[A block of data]

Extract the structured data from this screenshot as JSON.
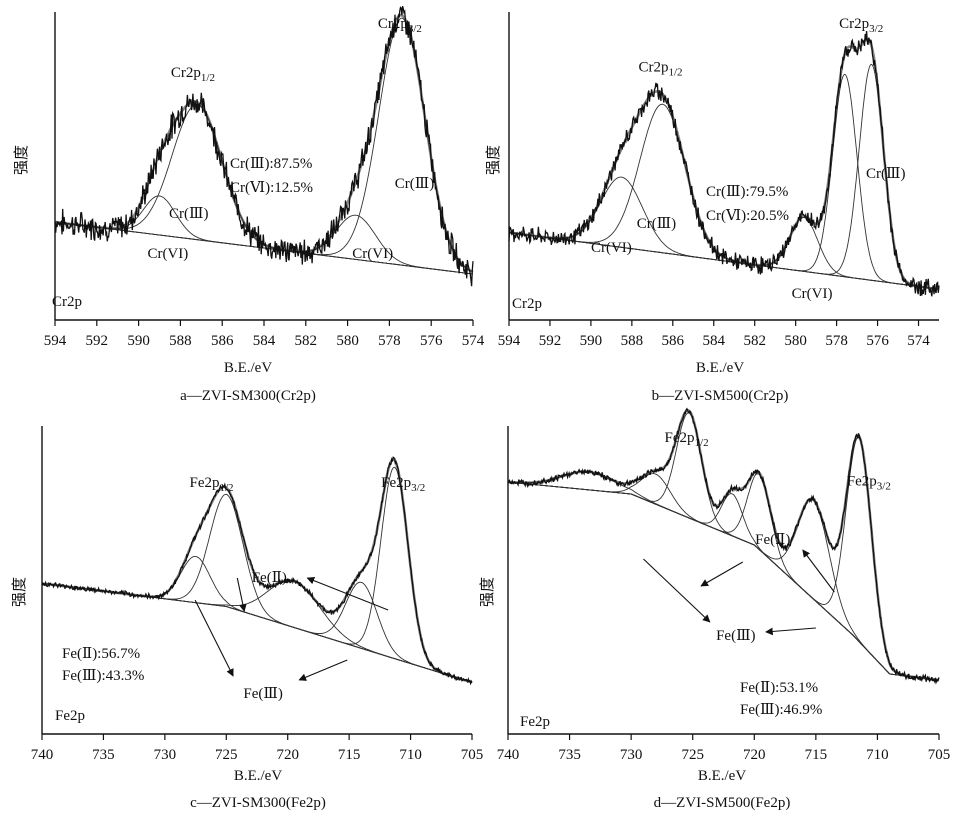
{
  "chart_data": [
    {
      "id": "a",
      "type": "line",
      "caption": "a—ZVI-SM300(Cr2p)",
      "xlabel": "B.E./eV",
      "ylabel": "强度",
      "element_label": "Cr2p",
      "xlim": [
        594,
        574
      ],
      "x_ticks": [
        594,
        592,
        590,
        588,
        586,
        584,
        582,
        580,
        578,
        576,
        574
      ],
      "peak_labels": [
        {
          "base": "Cr2p",
          "sub": "1/2",
          "x": 587.4
        },
        {
          "base": "Cr2p",
          "sub": "3/2",
          "x": 577.5
        }
      ],
      "component_labels": [
        {
          "text": "Cr(Ⅲ)",
          "x": 587.6
        },
        {
          "text": "Cr(Ⅲ)",
          "x": 576.8
        },
        {
          "text": "Cr(VI)",
          "x": 588.6
        },
        {
          "text": "Cr(VI)",
          "x": 578.8
        }
      ],
      "annotation_lines": [
        "Cr(Ⅲ):87.5%",
        "Cr(Ⅵ):12.5%"
      ],
      "percentages": {
        "Cr(III)": 87.5,
        "Cr(VI)": 12.5
      },
      "background": [
        [
          594,
          0.3
        ],
        [
          574,
          0.1
        ]
      ],
      "peaks": [
        {
          "center": 577.4,
          "fwhm": 2.6,
          "height": 0.95
        },
        {
          "center": 579.6,
          "fwhm": 2.2,
          "height": 0.17
        },
        {
          "center": 587.2,
          "fwhm": 2.8,
          "height": 0.52
        },
        {
          "center": 589.0,
          "fwhm": 1.8,
          "height": 0.15
        }
      ],
      "noise": 0.04
    },
    {
      "id": "b",
      "type": "line",
      "caption": "b—ZVI-SM500(Cr2p)",
      "xlabel": "B.E./eV",
      "ylabel": "强度",
      "element_label": "Cr2p",
      "xlim": [
        594,
        573
      ],
      "x_ticks": [
        594,
        592,
        590,
        588,
        586,
        584,
        582,
        580,
        578,
        576,
        574
      ],
      "peak_labels": [
        {
          "base": "Cr2p",
          "sub": "1/2",
          "x": 586.6
        },
        {
          "base": "Cr2p",
          "sub": "3/2",
          "x": 576.8
        }
      ],
      "component_labels": [
        {
          "text": "Cr(Ⅲ)",
          "x": 586.8
        },
        {
          "text": "Cr(Ⅲ)",
          "x": 575.6
        },
        {
          "text": "Cr(VI)",
          "x": 589.0
        },
        {
          "text": "Cr(VI)",
          "x": 579.2
        }
      ],
      "annotation_lines": [
        "Cr(Ⅲ):79.5%",
        "Cr(Ⅵ):20.5%"
      ],
      "percentages": {
        "Cr(III)": 79.5,
        "Cr(VI)": 20.5
      },
      "background": [
        [
          594,
          0.25
        ],
        [
          573,
          0.04
        ]
      ],
      "peaks": [
        {
          "center": 576.3,
          "fwhm": 1.4,
          "height": 0.8
        },
        {
          "center": 577.6,
          "fwhm": 1.4,
          "height": 0.75
        },
        {
          "center": 579.6,
          "fwhm": 1.6,
          "height": 0.2
        },
        {
          "center": 586.5,
          "fwhm": 2.6,
          "height": 0.55
        },
        {
          "center": 588.5,
          "fwhm": 2.4,
          "height": 0.26
        }
      ],
      "noise": 0.025
    },
    {
      "id": "c",
      "type": "line",
      "caption": "c—ZVI-SM300(Fe2p)",
      "xlabel": "B.E./eV",
      "ylabel": "强度",
      "element_label": "Fe2p",
      "xlim": [
        740,
        705
      ],
      "x_ticks": [
        740,
        735,
        730,
        725,
        720,
        715,
        710,
        705
      ],
      "peak_labels": [
        {
          "base": "Fe2p",
          "sub": "1/2",
          "x": 726.2
        },
        {
          "base": "Fe2p",
          "sub": "3/2",
          "x": 710.6
        }
      ],
      "component_labels": [
        {
          "text": "Fe(Ⅱ)",
          "x": 721.5
        },
        {
          "text": "Fe(Ⅲ)",
          "x": 722.0
        }
      ],
      "annotation_lines": [
        "Fe(Ⅱ):56.7%",
        "Fe(Ⅲ):43.3%"
      ],
      "percentages": {
        "Fe(II)": 56.7,
        "Fe(III)": 43.3
      },
      "background": [
        [
          740,
          0.42
        ],
        [
          725,
          0.35
        ],
        [
          712,
          0.2
        ],
        [
          705,
          0.12
        ]
      ],
      "peaks": [
        {
          "center": 711.3,
          "fwhm": 2.6,
          "height": 0.58
        },
        {
          "center": 714.0,
          "fwhm": 3.0,
          "height": 0.2
        },
        {
          "center": 719.5,
          "fwhm": 5.0,
          "height": 0.14
        },
        {
          "center": 725.0,
          "fwhm": 3.2,
          "height": 0.34
        },
        {
          "center": 727.5,
          "fwhm": 2.8,
          "height": 0.14
        }
      ],
      "noise": 0.006
    },
    {
      "id": "d",
      "type": "line",
      "caption": "d—ZVI-SM500(Fe2p)",
      "xlabel": "B.E./eV",
      "ylabel": "强度",
      "element_label": "Fe2p",
      "xlim": [
        740,
        705
      ],
      "x_ticks": [
        740,
        735,
        730,
        725,
        720,
        715,
        710,
        705
      ],
      "peak_labels": [
        {
          "base": "Fe2p",
          "sub": "1/2",
          "x": 725.5
        },
        {
          "base": "Fe2p",
          "sub": "3/2",
          "x": 710.7
        }
      ],
      "component_labels": [
        {
          "text": "Fe(Ⅱ)",
          "x": 718.5
        },
        {
          "text": "Fe(Ⅲ)",
          "x": 721.5
        }
      ],
      "annotation_lines": [
        "Fe(Ⅱ):53.1%",
        "Fe(Ⅲ):46.9%"
      ],
      "percentages": {
        "Fe(II)": 53.1,
        "Fe(III)": 46.9
      },
      "background": [
        [
          740,
          0.76
        ],
        [
          730,
          0.72
        ],
        [
          720,
          0.55
        ],
        [
          712,
          0.25
        ],
        [
          709,
          0.12
        ],
        [
          705,
          0.1
        ]
      ],
      "peaks": [
        {
          "center": 711.5,
          "fwhm": 2.4,
          "height": 0.68
        },
        {
          "center": 715.2,
          "fwhm": 3.0,
          "height": 0.33
        },
        {
          "center": 719.6,
          "fwhm": 2.2,
          "height": 0.25
        },
        {
          "center": 721.8,
          "fwhm": 2.0,
          "height": 0.14
        },
        {
          "center": 725.3,
          "fwhm": 2.4,
          "height": 0.35
        },
        {
          "center": 728.0,
          "fwhm": 2.8,
          "height": 0.1
        },
        {
          "center": 733.5,
          "fwhm": 5.0,
          "height": 0.06
        }
      ],
      "noise": 0.008
    }
  ]
}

Task to complete =
Collect every line with the string "noise" from the records, and copy each.

Completed task =
      "noise": 0.04
      "noise": 0.025
      "noise": 0.006
      "noise": 0.008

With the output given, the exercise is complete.